Stored data
◇ ◇ ◇ ◇ ◇ ◇ ◇

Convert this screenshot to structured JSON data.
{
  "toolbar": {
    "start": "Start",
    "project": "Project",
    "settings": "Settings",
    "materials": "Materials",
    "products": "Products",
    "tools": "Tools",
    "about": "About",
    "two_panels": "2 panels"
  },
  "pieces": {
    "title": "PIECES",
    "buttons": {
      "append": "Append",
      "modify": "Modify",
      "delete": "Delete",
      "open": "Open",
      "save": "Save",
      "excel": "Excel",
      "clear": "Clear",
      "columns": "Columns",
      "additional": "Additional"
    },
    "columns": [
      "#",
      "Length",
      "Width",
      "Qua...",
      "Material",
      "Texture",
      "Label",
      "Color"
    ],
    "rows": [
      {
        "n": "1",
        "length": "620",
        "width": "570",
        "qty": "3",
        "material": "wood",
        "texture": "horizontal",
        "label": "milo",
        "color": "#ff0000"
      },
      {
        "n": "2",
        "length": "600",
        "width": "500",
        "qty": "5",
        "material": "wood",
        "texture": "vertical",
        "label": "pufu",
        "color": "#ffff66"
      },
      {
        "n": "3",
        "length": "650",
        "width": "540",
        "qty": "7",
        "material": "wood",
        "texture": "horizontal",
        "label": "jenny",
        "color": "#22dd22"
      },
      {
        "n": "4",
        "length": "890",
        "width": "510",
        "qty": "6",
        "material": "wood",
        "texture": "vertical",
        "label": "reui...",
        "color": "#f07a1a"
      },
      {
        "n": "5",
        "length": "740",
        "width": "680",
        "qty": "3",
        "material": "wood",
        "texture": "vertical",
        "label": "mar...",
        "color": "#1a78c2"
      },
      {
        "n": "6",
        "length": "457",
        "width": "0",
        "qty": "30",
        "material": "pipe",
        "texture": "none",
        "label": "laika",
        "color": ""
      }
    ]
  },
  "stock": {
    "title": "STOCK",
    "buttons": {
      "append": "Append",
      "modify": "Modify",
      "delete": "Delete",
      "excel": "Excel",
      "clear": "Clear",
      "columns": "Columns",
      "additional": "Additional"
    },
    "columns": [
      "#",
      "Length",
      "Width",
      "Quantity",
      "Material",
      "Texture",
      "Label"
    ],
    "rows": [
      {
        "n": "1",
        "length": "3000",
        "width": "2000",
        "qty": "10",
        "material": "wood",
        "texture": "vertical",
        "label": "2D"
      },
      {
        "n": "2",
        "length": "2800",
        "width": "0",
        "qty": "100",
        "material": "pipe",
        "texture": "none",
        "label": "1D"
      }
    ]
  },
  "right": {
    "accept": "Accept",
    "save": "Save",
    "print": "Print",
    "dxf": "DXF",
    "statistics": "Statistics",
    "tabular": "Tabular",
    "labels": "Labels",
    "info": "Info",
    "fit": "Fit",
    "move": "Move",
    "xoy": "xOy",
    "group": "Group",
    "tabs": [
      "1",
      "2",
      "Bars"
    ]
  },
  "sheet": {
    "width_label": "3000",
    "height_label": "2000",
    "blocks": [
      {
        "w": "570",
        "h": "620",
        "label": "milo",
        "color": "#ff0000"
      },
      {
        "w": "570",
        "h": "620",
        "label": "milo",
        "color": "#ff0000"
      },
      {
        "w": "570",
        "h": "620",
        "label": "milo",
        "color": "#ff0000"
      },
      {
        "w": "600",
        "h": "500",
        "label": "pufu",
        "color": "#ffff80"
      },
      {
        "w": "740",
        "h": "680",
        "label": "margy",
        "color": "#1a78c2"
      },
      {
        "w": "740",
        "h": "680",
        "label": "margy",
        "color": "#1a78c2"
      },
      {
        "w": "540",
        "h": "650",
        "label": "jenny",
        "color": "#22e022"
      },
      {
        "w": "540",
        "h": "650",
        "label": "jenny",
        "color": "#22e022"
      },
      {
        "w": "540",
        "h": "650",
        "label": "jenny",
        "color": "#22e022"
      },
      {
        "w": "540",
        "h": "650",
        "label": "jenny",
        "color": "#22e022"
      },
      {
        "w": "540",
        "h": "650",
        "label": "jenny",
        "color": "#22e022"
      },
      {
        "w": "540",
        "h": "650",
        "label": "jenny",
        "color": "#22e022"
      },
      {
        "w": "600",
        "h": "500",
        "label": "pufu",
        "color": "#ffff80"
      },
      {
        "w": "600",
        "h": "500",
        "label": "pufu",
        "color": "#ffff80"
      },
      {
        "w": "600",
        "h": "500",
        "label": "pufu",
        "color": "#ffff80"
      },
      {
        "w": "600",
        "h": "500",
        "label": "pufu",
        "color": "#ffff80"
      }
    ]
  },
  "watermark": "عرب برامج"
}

◇ ◇ ◇ ◇ ◇ ◇ ◇

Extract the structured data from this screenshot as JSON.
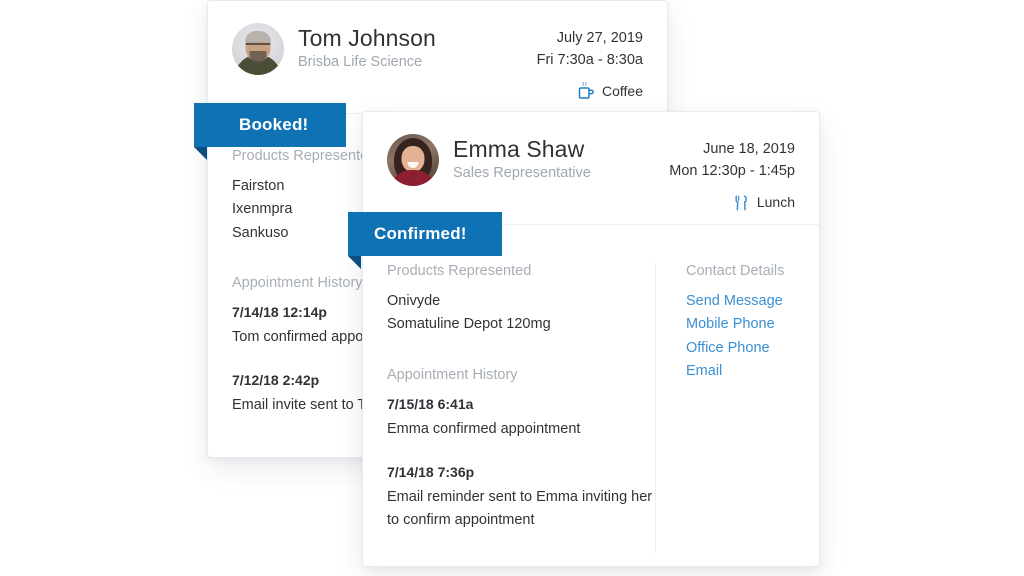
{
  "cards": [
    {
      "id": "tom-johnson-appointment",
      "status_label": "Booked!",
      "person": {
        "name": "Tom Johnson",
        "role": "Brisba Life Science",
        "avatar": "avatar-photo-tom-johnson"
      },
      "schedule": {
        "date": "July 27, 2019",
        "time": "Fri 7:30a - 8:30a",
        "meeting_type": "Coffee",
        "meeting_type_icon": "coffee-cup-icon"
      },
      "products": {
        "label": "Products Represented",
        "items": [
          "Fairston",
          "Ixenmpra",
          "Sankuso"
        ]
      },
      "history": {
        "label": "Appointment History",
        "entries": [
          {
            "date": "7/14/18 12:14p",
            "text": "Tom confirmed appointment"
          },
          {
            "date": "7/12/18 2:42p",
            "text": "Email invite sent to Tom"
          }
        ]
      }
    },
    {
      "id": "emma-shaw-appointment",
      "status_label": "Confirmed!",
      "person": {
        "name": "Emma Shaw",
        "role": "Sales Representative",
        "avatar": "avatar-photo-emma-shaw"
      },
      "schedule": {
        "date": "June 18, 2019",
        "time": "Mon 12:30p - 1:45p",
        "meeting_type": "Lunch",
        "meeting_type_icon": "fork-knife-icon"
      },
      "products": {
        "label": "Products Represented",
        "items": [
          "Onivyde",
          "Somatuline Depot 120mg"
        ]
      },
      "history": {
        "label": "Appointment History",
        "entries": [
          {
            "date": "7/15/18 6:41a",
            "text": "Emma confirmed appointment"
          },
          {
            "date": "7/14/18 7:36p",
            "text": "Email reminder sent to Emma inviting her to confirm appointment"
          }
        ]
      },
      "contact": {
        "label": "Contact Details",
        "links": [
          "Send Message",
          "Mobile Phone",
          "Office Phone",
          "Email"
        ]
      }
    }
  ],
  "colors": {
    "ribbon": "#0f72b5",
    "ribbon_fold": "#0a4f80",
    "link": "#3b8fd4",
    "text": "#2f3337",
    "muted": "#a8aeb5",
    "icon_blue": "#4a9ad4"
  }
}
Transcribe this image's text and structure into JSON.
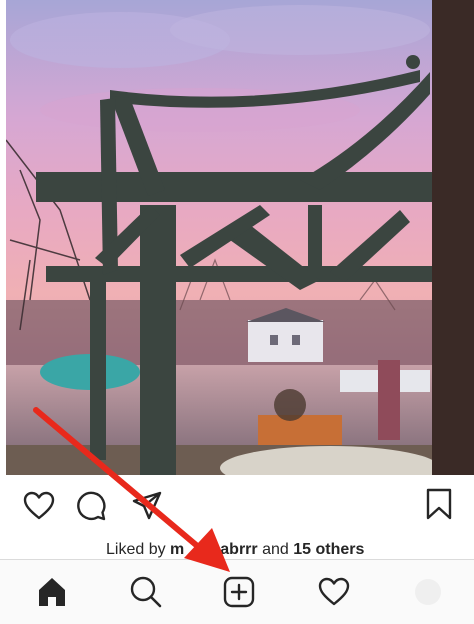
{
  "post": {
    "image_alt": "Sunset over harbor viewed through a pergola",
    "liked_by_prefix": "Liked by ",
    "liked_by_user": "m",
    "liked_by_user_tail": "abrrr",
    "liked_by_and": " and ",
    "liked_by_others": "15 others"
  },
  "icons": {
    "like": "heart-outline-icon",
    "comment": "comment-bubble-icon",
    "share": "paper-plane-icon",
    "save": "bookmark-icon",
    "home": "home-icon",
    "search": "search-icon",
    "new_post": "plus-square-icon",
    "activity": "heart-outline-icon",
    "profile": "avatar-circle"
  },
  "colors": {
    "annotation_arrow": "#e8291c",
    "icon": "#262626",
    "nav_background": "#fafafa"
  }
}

◇ ◇ ◇ ◇ ◇ ◇ ◇

» **TASK STATEMENT**: Select every line in the material above where the string "date" occurs, and copy it.

» **PROBLEM SOLUTION**:
        "date": "July 27, 2019",
            "date": "7/14/18 12:14p",
            "date": "7/12/18 2:42p",
        "date": "June 18, 2019",
            "date": "7/15/18 6:41a",
            "date": "7/14/18 7:36p",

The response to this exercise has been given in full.